__EXERCISE AIM__.
Locate the lines that hold the string "JSON". Copy every such line.

┏━━

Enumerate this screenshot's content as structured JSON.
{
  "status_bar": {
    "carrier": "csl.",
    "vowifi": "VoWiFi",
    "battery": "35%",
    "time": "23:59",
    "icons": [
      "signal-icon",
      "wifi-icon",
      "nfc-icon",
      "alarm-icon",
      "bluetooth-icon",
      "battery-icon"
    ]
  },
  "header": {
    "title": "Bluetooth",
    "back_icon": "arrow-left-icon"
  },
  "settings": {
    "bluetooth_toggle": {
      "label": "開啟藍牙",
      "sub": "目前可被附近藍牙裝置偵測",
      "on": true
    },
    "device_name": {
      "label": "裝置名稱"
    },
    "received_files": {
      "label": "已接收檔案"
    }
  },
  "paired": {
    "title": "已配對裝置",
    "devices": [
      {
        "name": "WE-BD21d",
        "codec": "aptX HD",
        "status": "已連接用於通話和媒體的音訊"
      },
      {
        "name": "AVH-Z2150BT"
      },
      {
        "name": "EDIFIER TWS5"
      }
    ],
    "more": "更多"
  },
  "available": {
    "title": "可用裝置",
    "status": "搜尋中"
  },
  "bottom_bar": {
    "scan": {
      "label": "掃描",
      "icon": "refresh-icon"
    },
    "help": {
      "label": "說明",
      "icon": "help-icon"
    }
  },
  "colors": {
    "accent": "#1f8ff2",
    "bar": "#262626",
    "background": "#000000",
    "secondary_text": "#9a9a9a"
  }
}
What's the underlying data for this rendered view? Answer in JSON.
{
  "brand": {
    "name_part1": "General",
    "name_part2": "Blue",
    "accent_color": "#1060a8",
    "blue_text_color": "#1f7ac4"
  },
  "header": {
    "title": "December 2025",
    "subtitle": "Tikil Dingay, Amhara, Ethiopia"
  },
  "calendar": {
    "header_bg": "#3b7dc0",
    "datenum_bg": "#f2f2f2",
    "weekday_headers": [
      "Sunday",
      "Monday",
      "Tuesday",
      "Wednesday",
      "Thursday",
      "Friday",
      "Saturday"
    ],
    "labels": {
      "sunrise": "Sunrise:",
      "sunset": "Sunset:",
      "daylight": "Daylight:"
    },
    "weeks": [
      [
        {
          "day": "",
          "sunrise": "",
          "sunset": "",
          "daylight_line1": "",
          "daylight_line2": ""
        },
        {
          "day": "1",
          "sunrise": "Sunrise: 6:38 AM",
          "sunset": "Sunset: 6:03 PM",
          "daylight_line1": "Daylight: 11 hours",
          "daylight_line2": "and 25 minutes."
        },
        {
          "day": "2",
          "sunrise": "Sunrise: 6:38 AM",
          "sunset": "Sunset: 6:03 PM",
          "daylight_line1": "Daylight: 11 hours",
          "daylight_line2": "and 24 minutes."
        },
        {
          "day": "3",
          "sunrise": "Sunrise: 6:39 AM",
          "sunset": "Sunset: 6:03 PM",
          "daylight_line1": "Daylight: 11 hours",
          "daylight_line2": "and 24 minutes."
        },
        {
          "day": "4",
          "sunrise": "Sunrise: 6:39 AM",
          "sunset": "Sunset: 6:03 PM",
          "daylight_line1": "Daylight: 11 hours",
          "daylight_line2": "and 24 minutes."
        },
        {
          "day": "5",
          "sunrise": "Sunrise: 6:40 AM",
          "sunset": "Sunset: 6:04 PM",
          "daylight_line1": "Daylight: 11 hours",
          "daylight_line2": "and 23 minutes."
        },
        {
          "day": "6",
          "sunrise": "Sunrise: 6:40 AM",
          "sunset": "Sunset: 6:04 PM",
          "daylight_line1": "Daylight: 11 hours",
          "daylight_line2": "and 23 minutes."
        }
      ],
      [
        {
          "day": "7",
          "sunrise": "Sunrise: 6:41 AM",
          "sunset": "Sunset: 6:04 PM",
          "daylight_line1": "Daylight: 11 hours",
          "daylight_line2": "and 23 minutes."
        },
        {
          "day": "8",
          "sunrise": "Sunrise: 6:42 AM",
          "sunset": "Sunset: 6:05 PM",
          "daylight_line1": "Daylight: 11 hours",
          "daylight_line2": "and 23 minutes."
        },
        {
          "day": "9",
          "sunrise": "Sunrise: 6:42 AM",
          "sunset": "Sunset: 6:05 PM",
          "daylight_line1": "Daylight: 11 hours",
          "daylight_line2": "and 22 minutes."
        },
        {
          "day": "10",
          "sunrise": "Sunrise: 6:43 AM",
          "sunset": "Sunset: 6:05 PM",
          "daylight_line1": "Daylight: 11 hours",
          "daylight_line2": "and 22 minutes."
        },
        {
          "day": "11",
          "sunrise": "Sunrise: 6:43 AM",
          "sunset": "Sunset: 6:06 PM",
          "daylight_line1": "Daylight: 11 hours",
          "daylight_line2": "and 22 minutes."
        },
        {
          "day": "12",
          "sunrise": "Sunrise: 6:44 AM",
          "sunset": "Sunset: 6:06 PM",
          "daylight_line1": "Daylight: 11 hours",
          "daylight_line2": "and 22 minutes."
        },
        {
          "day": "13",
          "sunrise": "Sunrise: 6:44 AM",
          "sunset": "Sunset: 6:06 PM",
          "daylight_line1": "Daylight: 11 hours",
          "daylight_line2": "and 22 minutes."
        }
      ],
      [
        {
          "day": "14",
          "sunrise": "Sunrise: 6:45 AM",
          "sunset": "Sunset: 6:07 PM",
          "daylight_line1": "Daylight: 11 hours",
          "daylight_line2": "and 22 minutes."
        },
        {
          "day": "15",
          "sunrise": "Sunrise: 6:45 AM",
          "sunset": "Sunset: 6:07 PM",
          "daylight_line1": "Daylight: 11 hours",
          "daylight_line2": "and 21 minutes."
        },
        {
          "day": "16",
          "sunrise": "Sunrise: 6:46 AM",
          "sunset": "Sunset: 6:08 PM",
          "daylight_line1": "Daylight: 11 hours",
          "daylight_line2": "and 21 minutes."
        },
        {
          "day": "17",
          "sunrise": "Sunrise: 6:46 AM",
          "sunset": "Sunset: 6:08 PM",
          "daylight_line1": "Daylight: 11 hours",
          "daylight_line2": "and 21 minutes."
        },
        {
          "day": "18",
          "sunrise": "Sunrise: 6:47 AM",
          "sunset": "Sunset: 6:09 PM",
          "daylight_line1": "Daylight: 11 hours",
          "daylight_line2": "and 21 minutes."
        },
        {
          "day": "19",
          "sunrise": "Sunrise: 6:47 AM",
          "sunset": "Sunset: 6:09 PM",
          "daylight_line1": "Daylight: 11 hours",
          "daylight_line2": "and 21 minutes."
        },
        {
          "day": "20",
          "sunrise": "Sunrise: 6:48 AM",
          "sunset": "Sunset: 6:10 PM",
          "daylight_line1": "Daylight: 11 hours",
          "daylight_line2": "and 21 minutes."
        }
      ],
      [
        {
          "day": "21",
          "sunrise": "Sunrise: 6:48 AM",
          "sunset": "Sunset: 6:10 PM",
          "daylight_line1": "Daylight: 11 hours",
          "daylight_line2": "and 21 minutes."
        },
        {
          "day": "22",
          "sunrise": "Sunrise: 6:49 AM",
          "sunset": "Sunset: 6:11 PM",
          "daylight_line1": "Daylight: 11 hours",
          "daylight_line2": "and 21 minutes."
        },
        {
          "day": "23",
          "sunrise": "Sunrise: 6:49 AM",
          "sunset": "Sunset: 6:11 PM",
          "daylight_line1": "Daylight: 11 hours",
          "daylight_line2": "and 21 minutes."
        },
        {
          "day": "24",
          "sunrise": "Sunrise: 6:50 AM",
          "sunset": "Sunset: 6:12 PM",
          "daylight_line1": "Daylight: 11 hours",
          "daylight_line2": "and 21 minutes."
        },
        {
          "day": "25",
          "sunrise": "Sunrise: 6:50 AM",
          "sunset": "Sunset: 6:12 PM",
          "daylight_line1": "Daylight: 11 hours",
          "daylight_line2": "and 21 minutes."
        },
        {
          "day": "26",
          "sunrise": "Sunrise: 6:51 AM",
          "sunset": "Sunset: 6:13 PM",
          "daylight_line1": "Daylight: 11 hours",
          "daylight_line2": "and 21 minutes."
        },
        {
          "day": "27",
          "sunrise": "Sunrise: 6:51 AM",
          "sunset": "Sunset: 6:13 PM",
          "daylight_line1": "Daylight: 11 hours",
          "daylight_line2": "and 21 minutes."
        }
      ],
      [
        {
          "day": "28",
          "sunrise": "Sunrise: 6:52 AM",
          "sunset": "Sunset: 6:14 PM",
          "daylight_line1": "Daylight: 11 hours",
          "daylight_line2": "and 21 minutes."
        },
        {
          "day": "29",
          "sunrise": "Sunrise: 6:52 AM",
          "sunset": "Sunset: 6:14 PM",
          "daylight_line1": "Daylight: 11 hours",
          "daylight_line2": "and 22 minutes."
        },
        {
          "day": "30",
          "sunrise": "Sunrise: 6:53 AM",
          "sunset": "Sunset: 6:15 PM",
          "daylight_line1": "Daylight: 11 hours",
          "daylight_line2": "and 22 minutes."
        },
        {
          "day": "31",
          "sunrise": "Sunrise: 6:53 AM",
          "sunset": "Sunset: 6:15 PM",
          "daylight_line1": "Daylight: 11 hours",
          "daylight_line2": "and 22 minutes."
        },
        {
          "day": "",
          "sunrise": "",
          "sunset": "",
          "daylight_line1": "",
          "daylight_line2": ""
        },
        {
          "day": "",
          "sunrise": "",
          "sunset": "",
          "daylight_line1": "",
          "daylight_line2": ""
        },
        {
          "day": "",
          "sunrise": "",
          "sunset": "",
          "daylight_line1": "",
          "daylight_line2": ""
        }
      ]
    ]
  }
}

┗━━

__ANSWER TO THE TASK__.
Enumerate this screenshot's content as structured JSON.
What's the underlying data for this rendered view? Answer in JSON.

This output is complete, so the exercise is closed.